**SHORT EXERCISE 1:** In the forum thread about buying an Outback trailer, what price did the first poster agree to pay for the 2010 Outback 210rs?
**SHORT EXERCISE 2:** Carry on the forum thread about buying an Outback trailer from the point where it ends.

──────── EXTRACT

# Uh Oh, What Did I Do?



## The Teke's (Oct 11, 2009)

I went and broke the golden rule. Never, and I mean ever, go shopping for something big without the wife. 
We sold our pop-up a month ago and were all set on buying a Jayco G2 23fb when I decided on checking out one more dealer, what the heck, what could it hurt. I had researched Outbacks, but figured they were out of our price rang. Well after an hour and half I was signing for a 2010 Outback 210rs. Of course pending the "Bosses" approval. This unit seems to have everything we wanted. Master bedroom, dinette, sofa, and bunks. I was stoked. Right up to the point of calling the wife and telling her. She agreed to go look at it, but knew she wouldn't like it. She had her sites set on that Jayco. Needless to say, she fell in love with it too. My eight year old daughter was harder to convince. Until I told her that Mom could make curtains and block off the bottom bunk, so she could have her own little private room. Now we're all stoked!! We should take delivery on Wednesday. 
I am starting to feel a little apprehencive though. We are getting it for $16495.00 plus tax. Is that a fair price? It is not comming with any start-up kit.(whatever that is) We're first time RV'ers, so I don't know what I'm going to need for our first outing. I have read so much in the past 3 days that I'm pretty sure my brain is starting to swell. My biggest concernse are what do I check for when we do take delivery? What kind of hoses are we going to need? I'm going to put the WD on myself. It cant be that hard. I've decided on the Equalizer hitch, and I will be using a Draw-tite brake controller. Any advise on everything related to RVing is greatly app. 
Hope to meet up with some of you fellow Outbackers in the near future.

Thanks,
The Tekempel's (Dan, Rachel, Sydney)


----------



## Eorb (Nov 5, 2008)

Welcome and congratulations! You did great price wise. Your story is similar to ours, we really liked a Jayco, saw some used Outbacks, and that was the end of the shopping. The only decision left was finding a good deal, and it ended up buying new because it was the best deal. You won't look back. I realized, camping this weekend, that we have already camped twice as much in our Outback for 11 months that we have had it, than we did in our pop up over 3 years!


----------



## GarethsDad (Apr 4, 2007)

I think that is a fair price. The starter kit that came with ours was 1 roll of TP and 1 10' sewer hose. These are some simple thing that can be bought anywhere. If you need one I have a list of ideal must have stuff for the TT. James


----------



## Lmbevard (Mar 18, 2006)

The Teke said:


> I went and broke the golden rule. Never, and I mean ever, go shopping for something big without the wife.

────────────────
──────── INFORMATION GIVEN

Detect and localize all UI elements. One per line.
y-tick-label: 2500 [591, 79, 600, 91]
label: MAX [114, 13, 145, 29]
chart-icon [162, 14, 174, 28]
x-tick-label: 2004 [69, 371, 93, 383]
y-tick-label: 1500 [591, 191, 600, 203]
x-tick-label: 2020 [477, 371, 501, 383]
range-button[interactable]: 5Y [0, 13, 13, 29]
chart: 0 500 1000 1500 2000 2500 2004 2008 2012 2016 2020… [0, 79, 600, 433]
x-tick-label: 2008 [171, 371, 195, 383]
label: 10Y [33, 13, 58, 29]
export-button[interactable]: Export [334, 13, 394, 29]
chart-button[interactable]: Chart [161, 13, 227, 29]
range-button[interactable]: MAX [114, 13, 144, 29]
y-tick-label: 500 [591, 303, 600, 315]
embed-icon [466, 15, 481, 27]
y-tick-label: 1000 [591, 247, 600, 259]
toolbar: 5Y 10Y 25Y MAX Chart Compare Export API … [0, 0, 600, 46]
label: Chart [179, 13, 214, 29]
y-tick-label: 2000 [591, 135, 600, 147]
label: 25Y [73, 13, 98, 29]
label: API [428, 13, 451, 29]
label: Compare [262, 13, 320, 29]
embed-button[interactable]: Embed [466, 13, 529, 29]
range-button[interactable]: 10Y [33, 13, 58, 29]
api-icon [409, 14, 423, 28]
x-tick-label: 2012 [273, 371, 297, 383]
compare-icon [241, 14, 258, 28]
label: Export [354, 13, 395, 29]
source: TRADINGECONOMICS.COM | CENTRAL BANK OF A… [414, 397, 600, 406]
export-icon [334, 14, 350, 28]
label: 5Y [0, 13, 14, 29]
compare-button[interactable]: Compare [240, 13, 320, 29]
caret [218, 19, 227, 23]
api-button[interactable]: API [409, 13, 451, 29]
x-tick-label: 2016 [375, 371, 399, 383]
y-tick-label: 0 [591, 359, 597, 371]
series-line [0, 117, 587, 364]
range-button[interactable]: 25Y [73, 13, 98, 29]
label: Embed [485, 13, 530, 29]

────────────────

**FINAL ANSWER 1:** $16495.00 plus tax.

**FINAL ANSWER 2:**
> We sold our pop-up a month ago and were all set on buying a Jayco G2 23fb when I decided on checking out one more dealer, what the heck, what could it hurt. I had researched Outbacks, but figured they were out of our price rang. Well after an hour and half I was signing for a 2010 Outback 210rs. Of course pending the "Bosses" approval. This unit seems to have everything we wanted. Master bedroom, dinette, sofa, and bunks. I was stoked. Right up to the point of calling the wife and telling her. She agreed to go look at it, but knew she wouldn't like it. She had her sites set on that Jayco. Needless to say, she fell in love with it too. My eight year old daughter was harder to convince. Until I told her that Mom could make curtains and block off the bottom bunk, so she could have her own little private room. Now we're all stoked!! We should take delivery on Wednesday.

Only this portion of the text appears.